[[ Selected passage open ]]

I’ve come in contact with quite a few programming languages in my time at Atomic. My first project was built in TypeScript/React using our starter kit, and since then I’ve worked with Java, Objective C, Ruby/Rails, Swift, typescript for React Native, and most recently F#. Getting up to speed on a project sometimes requires not […]
I’ve come in contact with quite a few programming languages in my time at Atomic. My first project was built in TypeScript/React using our starter kit, and since then I’ve worked with Java, Objective C, Ruby/Rails, Swift, typescript for React Native, and most recently F#.
Getting up to speed on a project sometimes requires not only getting familiar with the project, the domain, and the deployment environment, but also the language itself. Here are a few of the steps I take when onboarding a project where the programming languages used are new to me.
The official documentation is an obvious first stepping stone on the path to understanding a new language. This can include things like quick start guides and articles of the “why choose such and such” variety. These sources often include fairly simple examples.

[[ Selected passage closed ]]
[[ Information shown open ]]

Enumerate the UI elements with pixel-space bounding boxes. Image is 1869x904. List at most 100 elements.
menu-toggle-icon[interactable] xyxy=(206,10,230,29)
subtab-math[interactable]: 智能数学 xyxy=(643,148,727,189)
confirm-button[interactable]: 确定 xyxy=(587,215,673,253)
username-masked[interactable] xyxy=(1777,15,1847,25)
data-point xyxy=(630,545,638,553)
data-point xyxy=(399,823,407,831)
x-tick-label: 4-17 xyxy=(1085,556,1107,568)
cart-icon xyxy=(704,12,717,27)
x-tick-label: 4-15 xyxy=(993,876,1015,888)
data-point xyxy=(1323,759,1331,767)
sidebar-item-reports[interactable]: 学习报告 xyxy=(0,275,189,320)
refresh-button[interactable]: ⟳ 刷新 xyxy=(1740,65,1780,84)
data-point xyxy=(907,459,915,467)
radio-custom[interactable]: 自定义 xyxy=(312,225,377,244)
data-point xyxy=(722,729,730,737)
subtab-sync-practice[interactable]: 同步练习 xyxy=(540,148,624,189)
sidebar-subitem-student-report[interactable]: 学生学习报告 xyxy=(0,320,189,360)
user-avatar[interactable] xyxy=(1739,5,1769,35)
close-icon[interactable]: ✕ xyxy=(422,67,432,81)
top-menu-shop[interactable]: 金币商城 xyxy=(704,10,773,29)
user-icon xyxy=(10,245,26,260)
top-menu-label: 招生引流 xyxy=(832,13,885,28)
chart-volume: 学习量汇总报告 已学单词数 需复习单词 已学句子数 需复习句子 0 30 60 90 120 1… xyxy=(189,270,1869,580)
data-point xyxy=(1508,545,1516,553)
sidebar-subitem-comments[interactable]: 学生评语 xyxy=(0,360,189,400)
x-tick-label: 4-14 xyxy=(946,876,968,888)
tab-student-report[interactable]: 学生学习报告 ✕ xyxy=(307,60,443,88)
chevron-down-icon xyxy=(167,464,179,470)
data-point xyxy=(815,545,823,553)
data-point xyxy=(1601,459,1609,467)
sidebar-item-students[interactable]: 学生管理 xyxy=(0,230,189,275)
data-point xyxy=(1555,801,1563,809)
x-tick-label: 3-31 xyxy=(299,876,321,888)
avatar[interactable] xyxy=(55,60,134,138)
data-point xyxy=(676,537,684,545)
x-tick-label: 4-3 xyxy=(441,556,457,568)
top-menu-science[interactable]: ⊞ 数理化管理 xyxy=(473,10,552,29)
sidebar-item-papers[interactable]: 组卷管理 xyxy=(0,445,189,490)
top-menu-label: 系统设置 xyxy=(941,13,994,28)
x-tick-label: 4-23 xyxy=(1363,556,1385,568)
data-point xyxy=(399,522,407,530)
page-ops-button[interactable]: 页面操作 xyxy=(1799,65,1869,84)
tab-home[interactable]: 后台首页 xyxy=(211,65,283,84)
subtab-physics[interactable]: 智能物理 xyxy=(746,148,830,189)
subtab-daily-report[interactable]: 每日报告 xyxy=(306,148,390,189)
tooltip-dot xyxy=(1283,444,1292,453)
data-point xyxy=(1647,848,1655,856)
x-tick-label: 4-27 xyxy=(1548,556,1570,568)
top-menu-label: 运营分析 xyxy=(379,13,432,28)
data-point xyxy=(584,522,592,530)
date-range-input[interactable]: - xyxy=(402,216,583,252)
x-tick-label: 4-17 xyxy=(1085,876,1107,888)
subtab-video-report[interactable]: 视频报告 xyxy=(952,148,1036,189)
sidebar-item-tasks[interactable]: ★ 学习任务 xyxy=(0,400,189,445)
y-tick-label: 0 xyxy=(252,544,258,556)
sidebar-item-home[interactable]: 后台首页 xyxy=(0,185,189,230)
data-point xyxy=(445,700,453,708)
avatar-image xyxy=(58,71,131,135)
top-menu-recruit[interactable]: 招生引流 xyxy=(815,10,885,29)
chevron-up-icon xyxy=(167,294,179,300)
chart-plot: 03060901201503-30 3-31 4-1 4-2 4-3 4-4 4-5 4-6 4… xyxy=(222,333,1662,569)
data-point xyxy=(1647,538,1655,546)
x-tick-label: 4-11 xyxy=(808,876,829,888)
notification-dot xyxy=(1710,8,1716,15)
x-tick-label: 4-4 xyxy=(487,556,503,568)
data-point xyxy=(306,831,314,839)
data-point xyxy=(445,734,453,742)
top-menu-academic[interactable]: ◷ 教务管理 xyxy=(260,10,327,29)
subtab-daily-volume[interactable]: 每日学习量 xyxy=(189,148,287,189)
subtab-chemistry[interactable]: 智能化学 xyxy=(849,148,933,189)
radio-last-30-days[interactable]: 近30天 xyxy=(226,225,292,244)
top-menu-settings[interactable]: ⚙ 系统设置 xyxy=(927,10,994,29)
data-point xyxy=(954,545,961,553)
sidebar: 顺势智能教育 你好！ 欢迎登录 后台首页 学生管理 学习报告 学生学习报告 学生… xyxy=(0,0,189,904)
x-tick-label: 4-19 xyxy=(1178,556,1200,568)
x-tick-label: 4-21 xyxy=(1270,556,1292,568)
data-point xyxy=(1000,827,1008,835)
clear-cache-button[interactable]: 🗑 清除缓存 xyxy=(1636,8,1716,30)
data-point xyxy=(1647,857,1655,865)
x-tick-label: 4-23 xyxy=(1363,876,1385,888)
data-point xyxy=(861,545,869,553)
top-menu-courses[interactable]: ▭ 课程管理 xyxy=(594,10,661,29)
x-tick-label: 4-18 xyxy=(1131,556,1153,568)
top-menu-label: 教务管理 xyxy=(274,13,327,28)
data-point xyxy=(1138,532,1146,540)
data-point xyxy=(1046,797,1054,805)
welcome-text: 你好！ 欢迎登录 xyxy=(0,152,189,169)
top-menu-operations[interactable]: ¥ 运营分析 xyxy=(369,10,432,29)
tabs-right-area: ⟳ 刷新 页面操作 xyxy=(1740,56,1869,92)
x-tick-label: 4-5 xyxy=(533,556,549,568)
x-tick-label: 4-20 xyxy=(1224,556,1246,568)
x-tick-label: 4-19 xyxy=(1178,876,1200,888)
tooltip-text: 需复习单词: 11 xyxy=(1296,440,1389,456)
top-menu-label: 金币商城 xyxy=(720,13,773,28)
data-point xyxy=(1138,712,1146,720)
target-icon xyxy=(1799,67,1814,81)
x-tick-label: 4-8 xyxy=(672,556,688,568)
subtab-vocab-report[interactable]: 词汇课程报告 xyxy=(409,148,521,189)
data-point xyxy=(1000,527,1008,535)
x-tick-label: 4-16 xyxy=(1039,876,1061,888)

[[ Information shown closed ]]

### Task goal
Continue the text on picking up new programming languages when joining a project, starting right after its last sentence.

### Result for this exercise
They won’t show you how to set up, say, enterprise-level dependency injection or fancy testing frameworks, but they’re a great way to get a high-level feel for a language. You might see “hello world” or the Fibonacci sequence, depending on whether the language leans more procedural or functional.
The Wikipedia page for a programming language can provide an awesome stepped-back view of a programming language. While official docs and getting started guides are focused on how to get going with a language and why you should choose it, the Wiki page for a language will give you a lot more unbiased context.
What languages inspired this one? How long has it been around? What problems did it try to solve? Are there any interesting details about its package management or runtime ecosystems? All of these are great details to have in mind.
My most recent new language has been F#. F# for Fun and Profit has been an amazing resource for brushing up on more advanced concepts relating to F# development. Before that, I got a lot of mileage out of Point Free while working on a Swift project.
These third-party blogs tend to dig into bigger examples and demonstrate how to start solving real day-to-day problems. They might address things like, how do I set up idiomatic dependency injection or a fancy testing library? How can I translate some code in a language I’m already familiar with into this new language?
They’re also likely to be written by folks with a huge depth of experience using the language for real applications. As such, they tend to be filled with great ideas and warnings for common pitfalls.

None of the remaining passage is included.